◆ What is needed: Copy the lines below as they are; omit the images they contain.

◆ Input records:
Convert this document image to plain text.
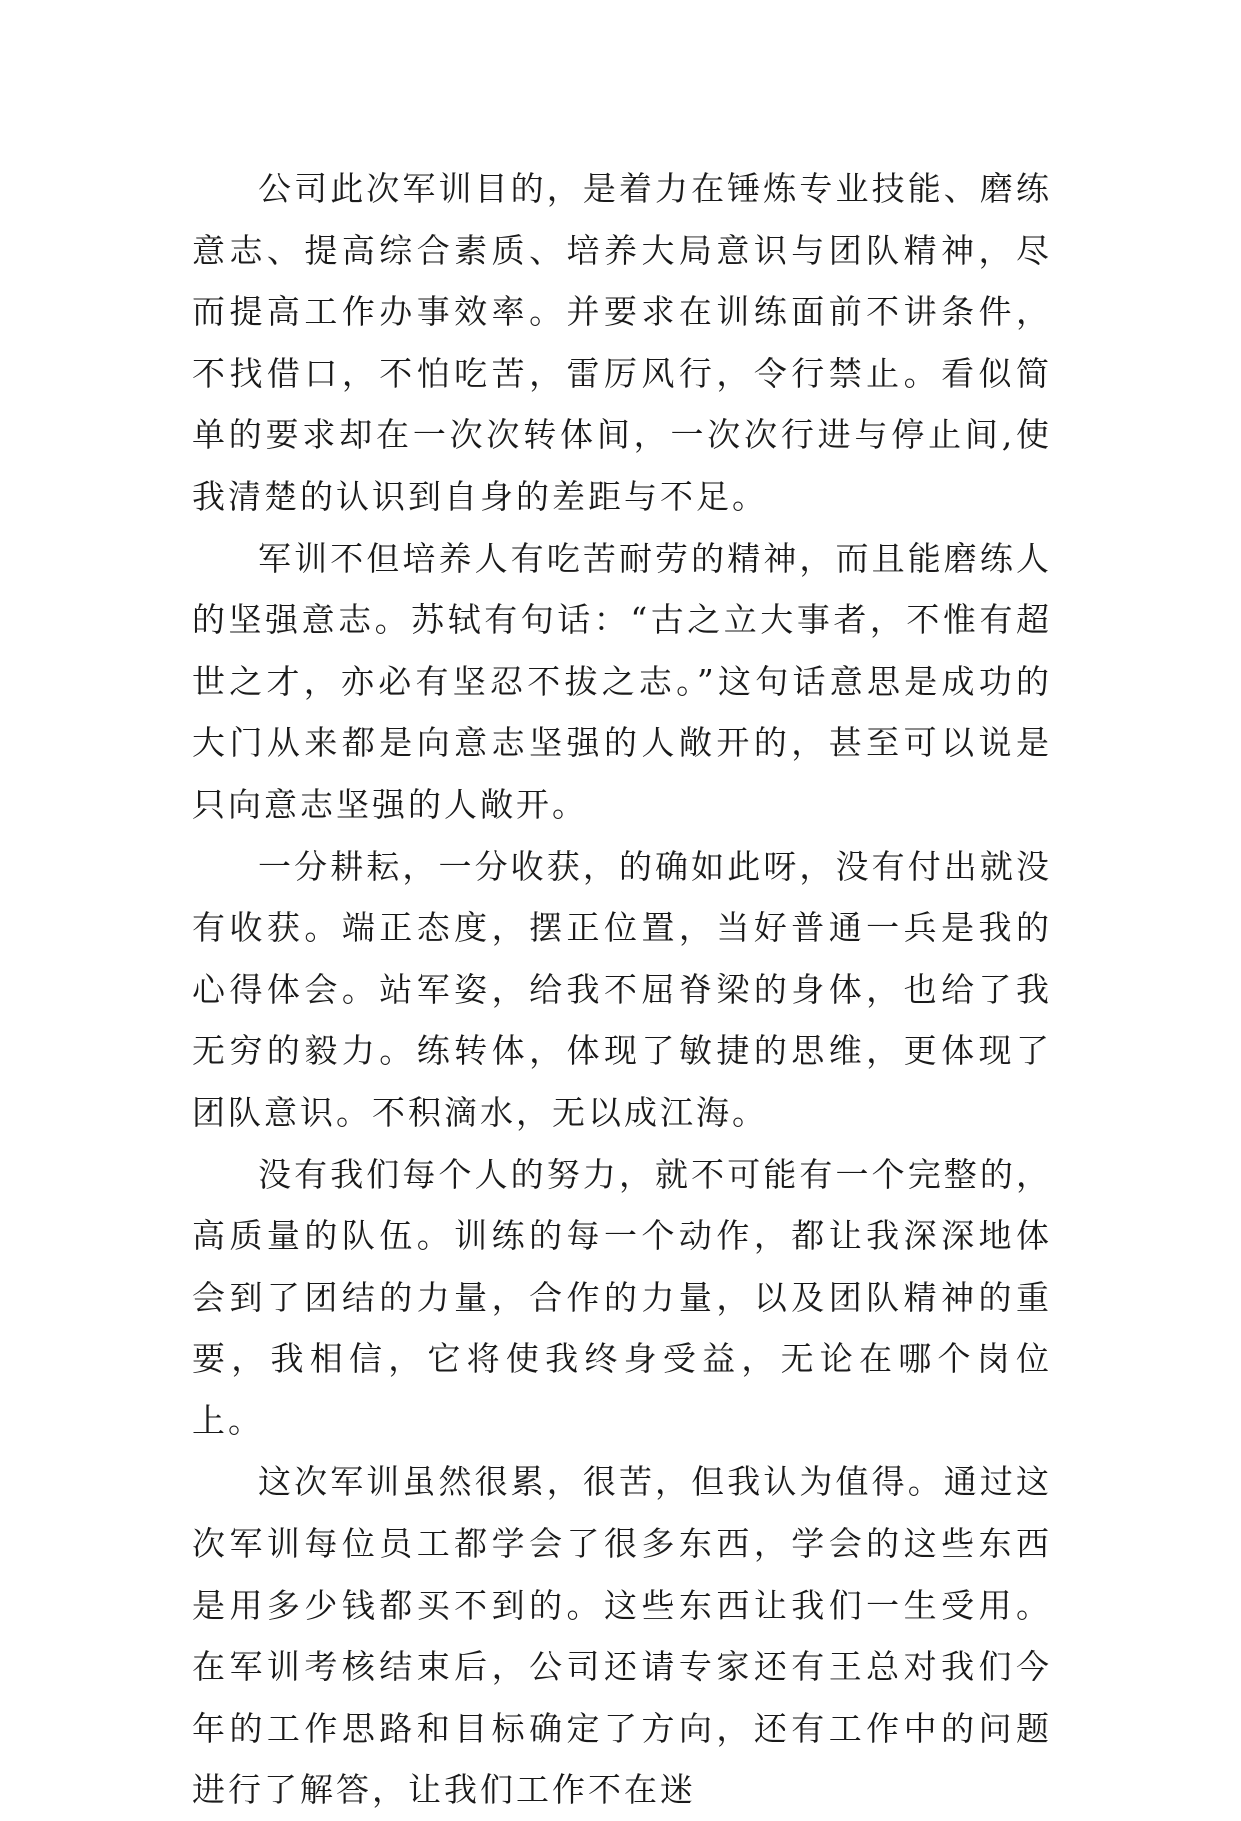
公司此次军训目的，是着力在锤炼专业技能、磨练意志、提高综合素质、培养大局意识与团队精神，尽而提高工作办事效率。并要求在训练面前不讲条件，不找借口，不怕吃苦，雷厉风行，令行禁止。看似简单的要求却在一次次转体间，一次次行进与停止间,使我清楚的认识到自身的差距与不足。

军训不但培养人有吃苦耐劳的精神，而且能磨练人的坚强意志。苏轼有句话：“古之立大事者，不惟有超世之才，亦必有坚忍不拔之志。”这句话意思是成功的大门从来都是向意志坚强的人敞开的，甚至可以说是只向意志坚强的人敞开。

一分耕耘，一分收获，的确如此呀，没有付出就没有收获。端正态度，摆正位置，当好普通一兵是我的心得体会。站军姿，给我不屈脊梁的身体，也给了我无穷的毅力。练转体，体现了敏捷的思维，更体现了团队意识。不积滴水，无以成江海。

没有我们每个人的努力，就不可能有一个完整的，高质量的队伍。训练的每一个动作，都让我深深地体会到了团结的力量，合作的力量，以及团队精神的重要，我相信，它将使我终身受益，无论在哪个岗位上。

这次军训虽然很累，很苦，但我认为值得。通过这次军训每位员工都学会了很多东西，学会的这些东西是用多少钱都买不到的。这些东西让我们一生受用。在军训考核结束后，公司还请专家还有王总对我们今年的工作思路和目标确定了方向，还有工作中的问题进行了解答，让我们工作不在迷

◆ Reply:
Convert this document image to plain text.
公司此次军训目的，是着力在锤炼专业技能、磨练意志、提高综合素质、培养大局意识与团队精神，尽而提高工作办事效率。并要求在训练面前不讲条件，不找借口，不怕吃苦，雷厉风行，令行禁止。看似简单的要求却在一次次转体间，一次次行进与停止间,使我清楚的认识到自身的差距与不足。

军训不但培养人有吃苦耐劳的精神，而且能磨练人的坚强意志。苏轼有句话：“古之立大事者，不惟有超世之才，亦必有坚忍不拔之志。”这句话意思是成功的大门从来都是向意志坚强的人敞开的，甚至可以说是只向意志坚强的人敞开。

一分耕耘，一分收获，的确如此呀，没有付出就没有收获。端正态度，摆正位置，当好普通一兵是我的心得体会。站军姿，给我不屈脊梁的身体，也给了我无穷的毅力。练转体，体现了敏捷的思维，更体现了团队意识。不积滴水，无以成江海。

没有我们每个人的努力，就不可能有一个完整的，高质量的队伍。训练的每一个动作，都让我深深地体会到了团结的力量，合作的力量，以及团队精神的重要，我相信，它将使我终身受益，无论在哪个岗位上。

这次军训虽然很累，很苦，但我认为值得。通过这次军训每位员工都学会了很多东西，学会的这些东西是用多少钱都买不到的。这些东西让我们一生受用。在军训考核结束后，公司还请专家还有王总对我们今年的工作思路和目标确定了方向，还有工作中的问题进行了解答，让我们工作不在迷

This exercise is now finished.